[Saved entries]

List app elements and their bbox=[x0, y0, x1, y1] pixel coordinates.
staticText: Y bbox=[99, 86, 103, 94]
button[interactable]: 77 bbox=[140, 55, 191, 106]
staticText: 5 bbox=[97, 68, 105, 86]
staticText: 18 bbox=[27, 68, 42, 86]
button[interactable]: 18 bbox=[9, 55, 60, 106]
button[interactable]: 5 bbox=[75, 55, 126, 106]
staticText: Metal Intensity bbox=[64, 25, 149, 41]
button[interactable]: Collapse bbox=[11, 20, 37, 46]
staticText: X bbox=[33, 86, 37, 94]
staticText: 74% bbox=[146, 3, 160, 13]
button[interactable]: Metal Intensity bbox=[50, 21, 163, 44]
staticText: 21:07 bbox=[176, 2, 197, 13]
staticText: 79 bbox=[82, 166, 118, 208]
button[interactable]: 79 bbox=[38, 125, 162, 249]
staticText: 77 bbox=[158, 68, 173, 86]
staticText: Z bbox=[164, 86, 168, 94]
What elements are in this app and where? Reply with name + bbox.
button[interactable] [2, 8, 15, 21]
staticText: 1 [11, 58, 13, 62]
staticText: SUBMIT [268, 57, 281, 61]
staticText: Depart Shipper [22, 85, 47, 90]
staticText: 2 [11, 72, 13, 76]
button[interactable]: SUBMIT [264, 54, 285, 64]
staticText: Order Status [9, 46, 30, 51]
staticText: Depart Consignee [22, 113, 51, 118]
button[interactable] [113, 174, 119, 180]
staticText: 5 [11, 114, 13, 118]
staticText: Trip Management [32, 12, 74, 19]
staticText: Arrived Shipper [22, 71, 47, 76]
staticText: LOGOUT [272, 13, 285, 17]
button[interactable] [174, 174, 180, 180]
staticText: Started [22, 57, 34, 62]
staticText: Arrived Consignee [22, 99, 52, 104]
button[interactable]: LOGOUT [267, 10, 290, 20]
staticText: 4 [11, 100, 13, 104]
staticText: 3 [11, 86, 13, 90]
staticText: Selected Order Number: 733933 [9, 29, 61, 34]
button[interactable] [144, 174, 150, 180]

_What needs to be done_: Reproduce the material from its first line through the line containing "staticText: 2 [11, 72, 13, 76]", swapping "Metal Intensity" for "Glow Intensity" and keeping all else the same.

_Worked answer_:
List app elements and their bbox=[x0, y0, x1, y1] pixel coordinates.
staticText: Y bbox=[99, 86, 103, 94]
button[interactable]: 77 bbox=[140, 55, 191, 106]
staticText: 5 bbox=[97, 68, 105, 86]
staticText: 18 bbox=[27, 68, 42, 86]
button[interactable]: 18 bbox=[9, 55, 60, 106]
button[interactable]: 5 bbox=[75, 55, 126, 106]
staticText: Glow Intensity bbox=[64, 25, 149, 41]
button[interactable]: Collapse bbox=[11, 20, 37, 46]
staticText: X bbox=[33, 86, 37, 94]
staticText: 74% bbox=[146, 3, 160, 13]
button[interactable]: Glow Intensity bbox=[50, 21, 163, 44]
staticText: 21:07 bbox=[176, 2, 197, 13]
staticText: 79 bbox=[82, 166, 118, 208]
button[interactable]: 79 bbox=[38, 125, 162, 249]
staticText: 77 bbox=[158, 68, 173, 86]
staticText: Z bbox=[164, 86, 168, 94]
What elements are in this app and where? Reply with name + bbox.
button[interactable] [2, 8, 15, 21]
staticText: 1 [11, 58, 13, 62]
staticText: SUBMIT [268, 57, 281, 61]
staticText: Depart Shipper [22, 85, 47, 90]
staticText: 2 [11, 72, 13, 76]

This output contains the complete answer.